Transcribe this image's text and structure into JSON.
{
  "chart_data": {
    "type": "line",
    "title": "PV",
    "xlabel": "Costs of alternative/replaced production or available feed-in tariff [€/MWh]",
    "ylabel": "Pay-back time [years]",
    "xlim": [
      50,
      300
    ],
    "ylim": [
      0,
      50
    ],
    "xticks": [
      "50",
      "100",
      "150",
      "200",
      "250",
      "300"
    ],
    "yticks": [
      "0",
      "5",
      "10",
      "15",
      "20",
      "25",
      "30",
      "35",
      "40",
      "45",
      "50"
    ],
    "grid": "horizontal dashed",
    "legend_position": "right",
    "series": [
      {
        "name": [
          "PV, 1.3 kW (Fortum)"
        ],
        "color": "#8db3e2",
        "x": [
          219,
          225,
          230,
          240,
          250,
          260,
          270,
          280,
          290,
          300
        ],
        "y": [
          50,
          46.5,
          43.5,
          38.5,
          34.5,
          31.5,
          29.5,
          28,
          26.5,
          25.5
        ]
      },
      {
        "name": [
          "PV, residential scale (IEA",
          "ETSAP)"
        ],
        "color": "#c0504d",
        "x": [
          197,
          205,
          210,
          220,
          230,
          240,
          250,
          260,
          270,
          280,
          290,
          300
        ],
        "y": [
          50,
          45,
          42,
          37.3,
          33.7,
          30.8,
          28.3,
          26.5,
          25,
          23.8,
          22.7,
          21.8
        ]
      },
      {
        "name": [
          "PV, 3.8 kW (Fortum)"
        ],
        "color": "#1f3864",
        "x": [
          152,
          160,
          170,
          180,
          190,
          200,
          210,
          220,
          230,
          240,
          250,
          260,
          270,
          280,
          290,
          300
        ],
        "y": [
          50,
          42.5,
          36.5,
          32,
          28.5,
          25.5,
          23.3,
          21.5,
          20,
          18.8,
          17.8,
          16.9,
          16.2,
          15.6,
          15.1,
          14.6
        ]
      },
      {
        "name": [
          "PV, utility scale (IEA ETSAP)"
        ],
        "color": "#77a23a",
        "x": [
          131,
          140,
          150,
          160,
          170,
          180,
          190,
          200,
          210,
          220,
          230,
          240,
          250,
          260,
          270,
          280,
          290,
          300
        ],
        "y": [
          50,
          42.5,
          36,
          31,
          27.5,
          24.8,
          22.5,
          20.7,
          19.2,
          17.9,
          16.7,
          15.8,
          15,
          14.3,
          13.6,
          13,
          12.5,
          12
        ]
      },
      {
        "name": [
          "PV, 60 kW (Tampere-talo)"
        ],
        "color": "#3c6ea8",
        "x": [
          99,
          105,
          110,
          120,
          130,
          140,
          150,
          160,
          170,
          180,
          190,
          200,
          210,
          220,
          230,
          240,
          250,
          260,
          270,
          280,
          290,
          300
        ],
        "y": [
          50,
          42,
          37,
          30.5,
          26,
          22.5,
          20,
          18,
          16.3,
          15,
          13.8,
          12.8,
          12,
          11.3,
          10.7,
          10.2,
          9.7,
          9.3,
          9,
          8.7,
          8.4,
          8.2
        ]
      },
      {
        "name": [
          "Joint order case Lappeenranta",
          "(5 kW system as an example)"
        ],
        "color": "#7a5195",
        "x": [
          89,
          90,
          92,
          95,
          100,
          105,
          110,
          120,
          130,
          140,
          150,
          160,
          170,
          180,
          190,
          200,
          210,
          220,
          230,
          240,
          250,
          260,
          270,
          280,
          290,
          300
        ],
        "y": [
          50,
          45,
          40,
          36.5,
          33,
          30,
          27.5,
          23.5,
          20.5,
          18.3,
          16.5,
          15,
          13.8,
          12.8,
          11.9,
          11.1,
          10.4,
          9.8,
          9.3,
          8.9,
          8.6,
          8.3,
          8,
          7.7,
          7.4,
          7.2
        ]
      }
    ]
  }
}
+ + +
Objective:
Find each line with the string "color" and copy it out.

Exercise output:
        "color": "#8db3e2",
        "color": "#c0504d",
        "color": "#1f3864",
        "color": "#77a23a",
        "color": "#3c6ea8",
        "color": "#7a5195",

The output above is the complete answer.